## Objetivo do exercício
De acordo com o trecho sobre escuta ativa, pelo que é formada a cultura do colaborador?

----- Trecho do documento

Na rotina acelerada ao qual estamos imersos hoje muitas vezes, acabamos respondendo uma mensagem durante uma reunião ou realizando alguma outra atividade rápida e pontual com o objetivo de ganhar tempo.
Entretanto, o cérebro possui uma dificuldade imensa de realizar atividades simultaneamente e o nosso foco fica comprometido. Além disso, você constrói barreiras durante a comunicação com a outra pessoa, prejudicando seus pontos de conexão com ela. A escuta ativa precisa fazer parte da cultura da empresa. Só assim é possível passar para o próximo passo.
Ter a opinião respeitada
Todos nós temos a própria opinião sobre a coisas. Somos seres plurais, com diferentes experiências, conhecimentos, percepções e culturas próprias (afinal, a cultura do colaborador vai além da cultura da empresa. Ela é formada pelo ambiente em que cresceu, onde vive, onde já viveu, pelas pessoas com as quais convive e as escolhas que toma para si).

----------
----- Conjunto de dados

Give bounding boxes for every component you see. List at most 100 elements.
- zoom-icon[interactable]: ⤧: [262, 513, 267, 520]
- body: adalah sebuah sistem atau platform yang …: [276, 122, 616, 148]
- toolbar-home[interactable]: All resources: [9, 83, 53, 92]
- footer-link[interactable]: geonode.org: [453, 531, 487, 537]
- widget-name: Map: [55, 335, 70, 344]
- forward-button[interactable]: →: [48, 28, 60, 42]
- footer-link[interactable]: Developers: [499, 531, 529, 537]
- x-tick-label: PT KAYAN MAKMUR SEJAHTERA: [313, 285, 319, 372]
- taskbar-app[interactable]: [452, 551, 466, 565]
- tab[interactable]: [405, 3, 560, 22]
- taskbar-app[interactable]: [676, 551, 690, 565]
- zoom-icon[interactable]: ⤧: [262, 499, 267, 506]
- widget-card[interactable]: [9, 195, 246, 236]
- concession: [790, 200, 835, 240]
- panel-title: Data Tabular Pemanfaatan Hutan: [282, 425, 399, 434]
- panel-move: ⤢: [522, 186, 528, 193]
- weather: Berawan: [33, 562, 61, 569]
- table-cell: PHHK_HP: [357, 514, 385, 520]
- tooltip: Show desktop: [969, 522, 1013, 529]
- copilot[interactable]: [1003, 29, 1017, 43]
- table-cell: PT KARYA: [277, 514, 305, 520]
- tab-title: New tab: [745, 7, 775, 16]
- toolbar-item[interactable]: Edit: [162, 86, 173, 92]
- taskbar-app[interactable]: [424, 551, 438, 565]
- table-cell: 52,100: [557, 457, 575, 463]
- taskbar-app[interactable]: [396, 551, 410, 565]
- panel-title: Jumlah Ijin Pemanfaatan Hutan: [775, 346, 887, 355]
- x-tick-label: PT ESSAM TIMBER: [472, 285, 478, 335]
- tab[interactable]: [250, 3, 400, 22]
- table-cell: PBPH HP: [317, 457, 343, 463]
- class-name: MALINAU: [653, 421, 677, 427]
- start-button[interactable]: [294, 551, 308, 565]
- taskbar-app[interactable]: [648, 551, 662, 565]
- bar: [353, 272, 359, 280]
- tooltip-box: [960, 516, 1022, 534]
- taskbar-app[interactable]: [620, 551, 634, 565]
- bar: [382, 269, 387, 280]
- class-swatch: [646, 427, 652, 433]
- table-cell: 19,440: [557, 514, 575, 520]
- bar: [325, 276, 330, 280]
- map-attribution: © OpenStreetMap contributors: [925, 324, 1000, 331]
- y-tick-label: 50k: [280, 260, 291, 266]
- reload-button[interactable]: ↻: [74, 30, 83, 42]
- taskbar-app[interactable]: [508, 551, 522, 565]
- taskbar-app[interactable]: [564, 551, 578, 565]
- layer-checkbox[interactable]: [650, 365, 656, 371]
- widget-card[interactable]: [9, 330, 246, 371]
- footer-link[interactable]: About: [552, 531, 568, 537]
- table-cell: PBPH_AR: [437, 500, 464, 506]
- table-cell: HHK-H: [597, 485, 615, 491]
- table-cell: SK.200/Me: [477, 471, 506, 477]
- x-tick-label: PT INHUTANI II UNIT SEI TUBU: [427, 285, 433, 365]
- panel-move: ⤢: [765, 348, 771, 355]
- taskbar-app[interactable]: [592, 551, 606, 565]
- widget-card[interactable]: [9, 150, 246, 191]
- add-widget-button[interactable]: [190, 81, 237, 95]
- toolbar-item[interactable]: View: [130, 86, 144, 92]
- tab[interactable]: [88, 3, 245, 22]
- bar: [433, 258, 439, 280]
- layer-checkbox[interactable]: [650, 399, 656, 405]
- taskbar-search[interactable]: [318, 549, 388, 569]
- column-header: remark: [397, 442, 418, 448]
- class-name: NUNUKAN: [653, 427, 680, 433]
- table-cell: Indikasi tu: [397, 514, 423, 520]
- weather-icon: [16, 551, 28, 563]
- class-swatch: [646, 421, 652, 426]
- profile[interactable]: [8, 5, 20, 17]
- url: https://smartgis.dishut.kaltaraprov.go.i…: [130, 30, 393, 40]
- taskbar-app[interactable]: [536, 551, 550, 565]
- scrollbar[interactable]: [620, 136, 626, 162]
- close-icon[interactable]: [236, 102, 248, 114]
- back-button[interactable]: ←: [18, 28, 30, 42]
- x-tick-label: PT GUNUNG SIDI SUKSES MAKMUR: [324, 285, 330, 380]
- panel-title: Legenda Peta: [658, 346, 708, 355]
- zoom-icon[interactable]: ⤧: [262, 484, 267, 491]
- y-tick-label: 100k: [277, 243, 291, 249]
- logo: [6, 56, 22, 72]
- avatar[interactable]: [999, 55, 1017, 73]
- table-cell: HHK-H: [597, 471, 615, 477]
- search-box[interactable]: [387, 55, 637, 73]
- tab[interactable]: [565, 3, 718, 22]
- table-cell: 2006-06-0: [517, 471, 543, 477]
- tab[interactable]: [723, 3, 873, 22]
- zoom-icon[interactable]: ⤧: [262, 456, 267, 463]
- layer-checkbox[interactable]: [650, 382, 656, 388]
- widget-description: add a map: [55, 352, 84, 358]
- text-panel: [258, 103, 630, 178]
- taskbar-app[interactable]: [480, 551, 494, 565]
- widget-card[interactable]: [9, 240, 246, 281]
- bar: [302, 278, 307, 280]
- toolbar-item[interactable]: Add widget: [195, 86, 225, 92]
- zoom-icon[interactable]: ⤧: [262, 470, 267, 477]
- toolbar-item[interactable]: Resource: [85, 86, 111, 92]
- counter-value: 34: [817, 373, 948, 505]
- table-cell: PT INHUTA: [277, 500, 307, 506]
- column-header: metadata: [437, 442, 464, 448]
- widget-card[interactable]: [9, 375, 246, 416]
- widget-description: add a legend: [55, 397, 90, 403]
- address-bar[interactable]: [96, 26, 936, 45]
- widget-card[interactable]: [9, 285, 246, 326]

----------

## Resposta abaixo
Pelo ambiente em que cresceu, por onde vive e onde já viveu, pelas pessoas com as quais convive e pelas escolhas que toma para si.